§ **Stated goal**: Report how many lines of the records below include the word "FFFFFF". Give nothing but the number.
┌──
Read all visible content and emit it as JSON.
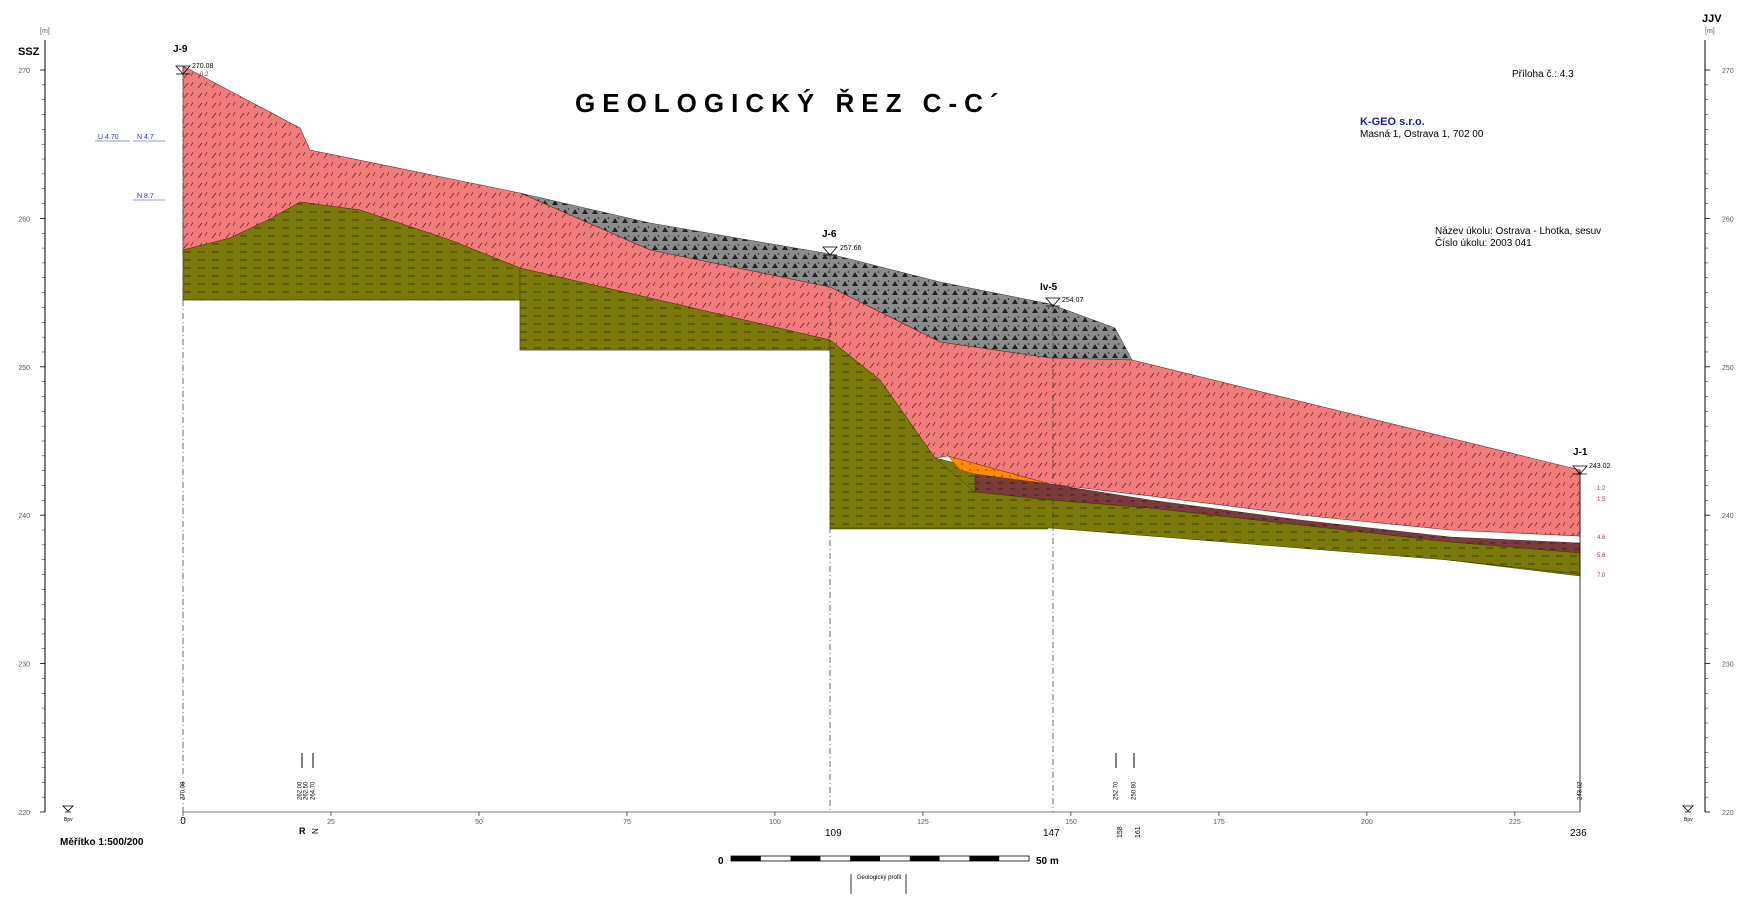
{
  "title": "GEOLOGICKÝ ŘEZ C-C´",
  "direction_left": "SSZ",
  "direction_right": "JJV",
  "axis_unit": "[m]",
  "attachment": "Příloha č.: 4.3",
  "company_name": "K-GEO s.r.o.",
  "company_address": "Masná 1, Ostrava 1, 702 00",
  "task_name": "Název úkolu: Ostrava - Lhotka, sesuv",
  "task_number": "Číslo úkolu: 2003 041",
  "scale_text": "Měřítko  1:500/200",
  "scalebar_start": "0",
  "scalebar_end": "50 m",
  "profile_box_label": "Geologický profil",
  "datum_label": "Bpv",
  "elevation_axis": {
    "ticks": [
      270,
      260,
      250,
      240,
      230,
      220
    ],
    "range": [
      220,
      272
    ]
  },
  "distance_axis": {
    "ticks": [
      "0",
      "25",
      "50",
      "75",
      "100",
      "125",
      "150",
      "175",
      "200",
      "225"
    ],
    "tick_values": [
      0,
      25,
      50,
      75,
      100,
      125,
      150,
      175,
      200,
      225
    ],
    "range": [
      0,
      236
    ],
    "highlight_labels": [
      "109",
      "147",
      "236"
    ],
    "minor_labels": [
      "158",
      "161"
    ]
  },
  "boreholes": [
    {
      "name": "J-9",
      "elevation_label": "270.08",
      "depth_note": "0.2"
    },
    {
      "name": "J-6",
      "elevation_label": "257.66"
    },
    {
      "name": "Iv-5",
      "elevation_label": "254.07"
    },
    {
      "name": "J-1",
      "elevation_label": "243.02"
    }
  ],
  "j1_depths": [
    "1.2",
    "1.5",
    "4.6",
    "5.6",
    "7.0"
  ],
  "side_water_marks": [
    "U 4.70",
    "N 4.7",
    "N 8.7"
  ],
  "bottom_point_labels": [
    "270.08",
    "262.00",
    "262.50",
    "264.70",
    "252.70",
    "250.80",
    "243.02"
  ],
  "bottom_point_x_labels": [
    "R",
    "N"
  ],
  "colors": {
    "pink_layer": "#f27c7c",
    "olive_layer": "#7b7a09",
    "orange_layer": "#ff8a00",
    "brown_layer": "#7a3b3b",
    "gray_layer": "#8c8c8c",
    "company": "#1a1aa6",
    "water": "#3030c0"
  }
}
└──
┌──
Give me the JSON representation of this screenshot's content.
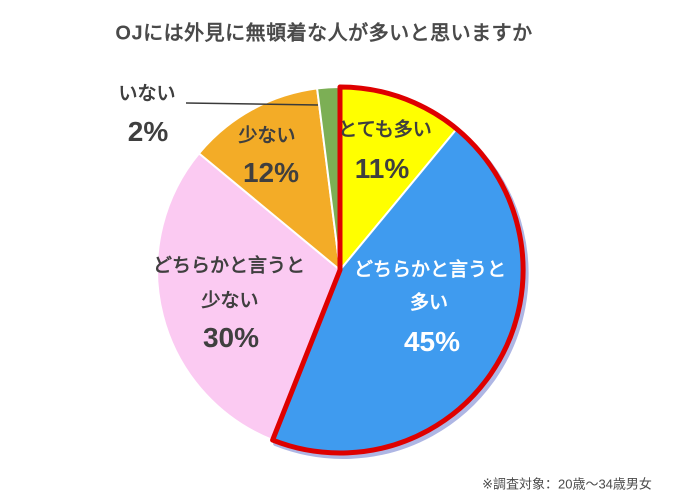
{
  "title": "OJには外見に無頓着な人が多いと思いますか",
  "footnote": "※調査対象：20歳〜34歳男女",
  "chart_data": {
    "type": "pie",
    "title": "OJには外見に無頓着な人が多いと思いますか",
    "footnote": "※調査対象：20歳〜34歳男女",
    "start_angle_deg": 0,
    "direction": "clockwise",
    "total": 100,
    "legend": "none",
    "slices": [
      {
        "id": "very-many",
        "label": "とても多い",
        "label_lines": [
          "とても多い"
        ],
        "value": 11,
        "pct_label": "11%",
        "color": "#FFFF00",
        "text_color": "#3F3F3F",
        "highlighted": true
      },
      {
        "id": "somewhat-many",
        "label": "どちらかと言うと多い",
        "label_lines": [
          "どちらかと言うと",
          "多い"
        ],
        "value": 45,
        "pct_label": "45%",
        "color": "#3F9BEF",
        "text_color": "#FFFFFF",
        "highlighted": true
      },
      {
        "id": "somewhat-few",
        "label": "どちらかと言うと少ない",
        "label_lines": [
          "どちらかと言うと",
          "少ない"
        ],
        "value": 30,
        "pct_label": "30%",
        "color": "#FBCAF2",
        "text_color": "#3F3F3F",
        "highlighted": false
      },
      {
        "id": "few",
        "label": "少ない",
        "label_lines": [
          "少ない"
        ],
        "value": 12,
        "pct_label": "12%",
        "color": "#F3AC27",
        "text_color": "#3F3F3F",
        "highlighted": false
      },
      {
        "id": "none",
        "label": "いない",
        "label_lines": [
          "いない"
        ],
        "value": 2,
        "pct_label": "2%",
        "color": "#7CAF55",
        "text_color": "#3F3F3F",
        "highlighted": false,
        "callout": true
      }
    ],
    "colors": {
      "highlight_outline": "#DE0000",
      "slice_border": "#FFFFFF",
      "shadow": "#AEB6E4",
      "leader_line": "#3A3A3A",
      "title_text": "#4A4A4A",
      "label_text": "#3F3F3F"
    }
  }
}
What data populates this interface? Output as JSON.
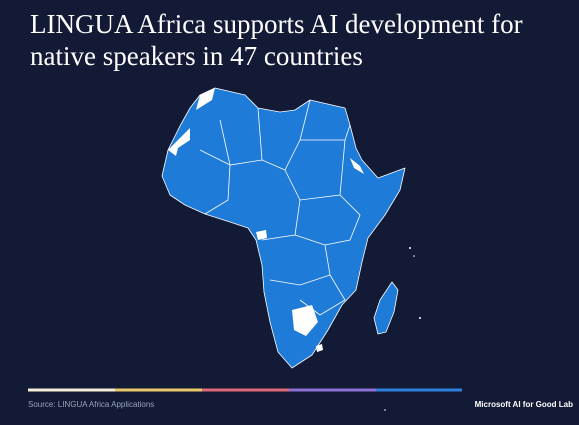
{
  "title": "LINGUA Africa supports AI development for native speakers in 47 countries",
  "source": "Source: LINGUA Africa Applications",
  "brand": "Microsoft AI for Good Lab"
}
└──
§ **Task response**: 2